Figure data in JSON
---------------

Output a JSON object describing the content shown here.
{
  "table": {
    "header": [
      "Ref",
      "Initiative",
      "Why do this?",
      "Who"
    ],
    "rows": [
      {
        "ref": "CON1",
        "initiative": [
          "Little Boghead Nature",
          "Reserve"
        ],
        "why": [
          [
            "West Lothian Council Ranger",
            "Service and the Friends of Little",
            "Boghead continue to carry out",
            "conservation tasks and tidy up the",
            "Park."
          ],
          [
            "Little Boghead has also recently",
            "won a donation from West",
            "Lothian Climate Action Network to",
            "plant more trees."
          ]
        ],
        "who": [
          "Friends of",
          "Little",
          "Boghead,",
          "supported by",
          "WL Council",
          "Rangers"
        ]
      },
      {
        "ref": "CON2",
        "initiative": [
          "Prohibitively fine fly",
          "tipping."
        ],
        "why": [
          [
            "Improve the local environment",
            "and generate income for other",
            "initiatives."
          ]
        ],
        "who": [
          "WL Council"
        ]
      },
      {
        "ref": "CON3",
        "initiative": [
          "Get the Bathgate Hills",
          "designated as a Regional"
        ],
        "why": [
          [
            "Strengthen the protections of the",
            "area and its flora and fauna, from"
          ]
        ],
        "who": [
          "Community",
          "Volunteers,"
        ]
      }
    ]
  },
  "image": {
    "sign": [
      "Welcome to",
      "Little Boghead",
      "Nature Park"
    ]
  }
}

---------------

> [SET EXERCISE]
Copy out every line of the data above, exactly as given.

> [OUTPUT OF THE TASK]
Output a JSON object describing the content shown here.
{
  "table": {
    "header": [
      "Ref",
      "Initiative",
      "Why do this?",
      "Who"
    ],
    "rows": [
      {
        "ref": "CON1",
        "initiative": [
          "Little Boghead Nature",
          "Reserve"
        ],
        "why": [
          [
            "West Lothian Council Ranger",
            "Service and the Friends of Little",
            "Boghead continue to carry out",
            "conservation tasks and tidy up the",
            "Park."
          ],
          [
            "Little Boghead has also recently",
            "won a donation from West",
            "Lothian Climate Action Network to",
            "plant more trees."
          ]
        ],
        "who": [
          "Friends of",
          "Little",
          "Boghead,",
          "supported by",
          "WL Council",
          "Rangers"
        ]
      },
      {
        "ref": "CON2",
        "initiative": [
          "Prohibitively fine fly",
          "tipping."
        ],
        "why": [
          [
            "Improve the local environment",
            "and generate income for other",
            "initiatives."
          ]
        ],
        "who": [
          "WL Council"
        ]
      },
      {
        "ref": "CON3",
        "initiative": [
          "Get the Bathgate Hills",
          "designated as a Regional"
        ],
        "why": [
          [
            "Strengthen the protections of the",
            "area and its flora and fauna, from"
          ]
        ],
        "who": [
          "Community",
          "Volunteers,"
        ]
      }
    ]
  },
  "image": {
    "sign": [
      "Welcome to",
      "Little Boghead",
      "Nature Park"
    ]
  }
}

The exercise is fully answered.